== Required work ==
Rewrite the stretch of the reviewer comments from "12. End of line" through "of figure 4.", putting "useful" in place of "helpful".

== Text shown ==
────

10. Abstract refers to the genes as ‘disease causative’, however, that is an overstatement of the findings, suggest ‘exacerbate’. Unless the authors are referring to increased disease incidence, albeit this is not explicitly discussed in results.
11. I am somewhat confused by the title – do the authors mean that the alleles are linked to inflammation or to each other?
12. End of line 20 – ‘been’ missing in the sentence.
14. In figure 1, it would be helpful if the authors showed location of SLAM within the Cia9.
15. The specific epithet of species name should not be capitalised – relating to results description of figure 4.
16. Currently the authors have no explanation for testing FcgR-independent and ROS-mediated effects of the congenic fragment (Supplementary figure 1); whether the data are meaningful cannot be assessed.
17. Text refers to Supplementary figure 2, but the data it refers to are in fact in Supplementary figure 3 and vice versa.
18. How do the authors explain reduced FcgrIIb expression on macrophages, but not on B cells in the naïve state?
19. Rewrite the sentence relating to Supplementary figure 5 – lines 342-343.
20. Bars for significance are not consistent in style between figures.
21. Suggest that two-way ANOVA is more appropriate than Mann-Whitney U for comparison of disease severity between groups of mice.

Overall the manuscript text is now difficult to follow (while my comments have been to a large extent addressed, it is a different manuscript now), I believe because of the substantial changes since the original – it lacks cohesiveness, flow; there is also not sufficient explanation for the assays used. Comments 1 and 2 have been addressed however by reducing the size of manuscript which has removed the ambiguous language/overstating findings. The abstract currently is not very informative and neither is the title.

────

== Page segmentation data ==

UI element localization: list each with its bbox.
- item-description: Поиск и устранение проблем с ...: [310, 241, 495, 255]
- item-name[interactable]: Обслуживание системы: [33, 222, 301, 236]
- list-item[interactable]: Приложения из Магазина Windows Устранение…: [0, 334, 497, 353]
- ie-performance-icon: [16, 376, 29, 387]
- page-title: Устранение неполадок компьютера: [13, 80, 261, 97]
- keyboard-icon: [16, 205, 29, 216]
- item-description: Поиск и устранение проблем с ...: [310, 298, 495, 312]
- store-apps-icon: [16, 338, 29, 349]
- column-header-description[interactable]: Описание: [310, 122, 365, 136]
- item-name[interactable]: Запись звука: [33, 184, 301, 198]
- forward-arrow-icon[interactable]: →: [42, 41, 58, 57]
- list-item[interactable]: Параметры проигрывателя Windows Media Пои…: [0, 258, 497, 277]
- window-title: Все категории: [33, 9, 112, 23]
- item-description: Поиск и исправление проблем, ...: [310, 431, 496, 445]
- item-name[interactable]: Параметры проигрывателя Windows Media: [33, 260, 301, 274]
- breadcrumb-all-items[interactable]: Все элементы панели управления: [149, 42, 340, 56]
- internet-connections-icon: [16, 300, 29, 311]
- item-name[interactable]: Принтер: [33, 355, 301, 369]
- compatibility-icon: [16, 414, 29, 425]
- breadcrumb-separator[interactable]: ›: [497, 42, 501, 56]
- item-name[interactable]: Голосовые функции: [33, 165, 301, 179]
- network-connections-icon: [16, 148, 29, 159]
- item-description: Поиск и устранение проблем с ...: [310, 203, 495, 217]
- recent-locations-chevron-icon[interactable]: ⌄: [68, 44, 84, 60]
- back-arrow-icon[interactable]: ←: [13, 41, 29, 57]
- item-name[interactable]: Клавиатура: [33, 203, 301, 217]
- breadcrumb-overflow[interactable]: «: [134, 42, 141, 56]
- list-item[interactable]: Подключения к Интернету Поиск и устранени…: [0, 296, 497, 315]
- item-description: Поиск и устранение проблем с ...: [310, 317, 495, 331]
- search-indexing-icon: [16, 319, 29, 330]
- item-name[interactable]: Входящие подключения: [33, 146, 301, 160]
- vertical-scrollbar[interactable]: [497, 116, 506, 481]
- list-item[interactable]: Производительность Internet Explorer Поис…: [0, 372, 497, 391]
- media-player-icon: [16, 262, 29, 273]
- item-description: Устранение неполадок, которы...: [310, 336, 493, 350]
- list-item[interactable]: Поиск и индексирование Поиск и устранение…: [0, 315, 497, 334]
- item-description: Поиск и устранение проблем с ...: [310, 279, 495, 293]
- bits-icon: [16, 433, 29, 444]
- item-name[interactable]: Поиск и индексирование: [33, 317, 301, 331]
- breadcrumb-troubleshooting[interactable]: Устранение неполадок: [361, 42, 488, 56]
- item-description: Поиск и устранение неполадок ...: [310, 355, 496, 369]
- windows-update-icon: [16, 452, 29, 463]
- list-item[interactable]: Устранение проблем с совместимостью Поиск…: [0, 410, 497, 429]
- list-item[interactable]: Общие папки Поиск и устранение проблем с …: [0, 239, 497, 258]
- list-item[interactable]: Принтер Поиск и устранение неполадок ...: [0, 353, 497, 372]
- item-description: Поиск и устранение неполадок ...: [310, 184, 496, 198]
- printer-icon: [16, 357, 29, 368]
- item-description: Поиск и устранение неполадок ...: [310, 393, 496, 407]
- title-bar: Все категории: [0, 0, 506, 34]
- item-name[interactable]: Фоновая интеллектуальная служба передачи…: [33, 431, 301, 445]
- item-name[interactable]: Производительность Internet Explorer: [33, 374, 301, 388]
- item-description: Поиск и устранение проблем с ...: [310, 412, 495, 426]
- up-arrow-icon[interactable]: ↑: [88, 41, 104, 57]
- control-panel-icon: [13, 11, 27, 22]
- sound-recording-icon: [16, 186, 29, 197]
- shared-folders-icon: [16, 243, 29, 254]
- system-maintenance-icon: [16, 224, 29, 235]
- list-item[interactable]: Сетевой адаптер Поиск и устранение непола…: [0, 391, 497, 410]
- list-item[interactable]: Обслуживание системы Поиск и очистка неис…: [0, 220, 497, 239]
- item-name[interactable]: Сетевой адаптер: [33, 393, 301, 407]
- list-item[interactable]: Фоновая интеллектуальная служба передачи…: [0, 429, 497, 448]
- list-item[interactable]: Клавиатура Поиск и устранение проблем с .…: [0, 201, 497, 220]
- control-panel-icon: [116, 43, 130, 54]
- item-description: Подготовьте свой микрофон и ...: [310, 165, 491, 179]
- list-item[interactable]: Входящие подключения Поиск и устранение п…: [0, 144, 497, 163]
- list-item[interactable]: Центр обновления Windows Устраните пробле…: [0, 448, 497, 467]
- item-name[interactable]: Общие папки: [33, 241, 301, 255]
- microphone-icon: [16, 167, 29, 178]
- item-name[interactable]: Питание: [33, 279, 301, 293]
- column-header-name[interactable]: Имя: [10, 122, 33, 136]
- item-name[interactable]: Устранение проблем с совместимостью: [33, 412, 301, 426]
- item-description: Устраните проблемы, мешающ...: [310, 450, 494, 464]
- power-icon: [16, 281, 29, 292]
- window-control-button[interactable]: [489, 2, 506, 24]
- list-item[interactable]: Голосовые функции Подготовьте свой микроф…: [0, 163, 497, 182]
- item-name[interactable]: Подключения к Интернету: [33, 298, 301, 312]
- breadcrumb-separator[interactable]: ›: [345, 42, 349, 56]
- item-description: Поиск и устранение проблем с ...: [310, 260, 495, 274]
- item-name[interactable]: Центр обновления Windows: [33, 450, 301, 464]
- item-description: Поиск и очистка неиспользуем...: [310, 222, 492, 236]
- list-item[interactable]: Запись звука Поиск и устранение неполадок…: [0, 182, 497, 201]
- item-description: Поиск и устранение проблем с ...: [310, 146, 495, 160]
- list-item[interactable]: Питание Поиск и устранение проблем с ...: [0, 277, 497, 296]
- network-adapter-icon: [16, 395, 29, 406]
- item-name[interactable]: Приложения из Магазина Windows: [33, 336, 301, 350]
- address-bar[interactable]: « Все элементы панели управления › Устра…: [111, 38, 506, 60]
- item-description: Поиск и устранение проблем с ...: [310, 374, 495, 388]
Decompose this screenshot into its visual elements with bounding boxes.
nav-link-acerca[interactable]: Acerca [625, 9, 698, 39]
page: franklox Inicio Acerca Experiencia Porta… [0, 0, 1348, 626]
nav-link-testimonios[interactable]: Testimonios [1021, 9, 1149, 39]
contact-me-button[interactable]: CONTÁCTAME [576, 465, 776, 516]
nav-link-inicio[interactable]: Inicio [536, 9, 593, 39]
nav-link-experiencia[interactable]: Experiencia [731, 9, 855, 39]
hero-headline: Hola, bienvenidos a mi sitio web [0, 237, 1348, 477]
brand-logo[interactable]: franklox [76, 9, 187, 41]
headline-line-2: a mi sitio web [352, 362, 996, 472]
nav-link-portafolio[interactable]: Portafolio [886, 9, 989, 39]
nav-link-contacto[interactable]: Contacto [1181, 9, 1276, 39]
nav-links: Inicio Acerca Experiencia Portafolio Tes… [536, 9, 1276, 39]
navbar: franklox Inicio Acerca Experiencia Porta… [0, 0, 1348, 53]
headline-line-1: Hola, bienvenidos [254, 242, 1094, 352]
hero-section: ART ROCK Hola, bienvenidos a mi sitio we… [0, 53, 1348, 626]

────

== Exercise result ==
12. End of line 20 – ‘been’ missing in the sentence.
14. In figure 1, it would be useful if the authors showed location of SLAM within the Cia9.
15. The specific epithet of species name should not be capitalised – relating to results description of figure 4.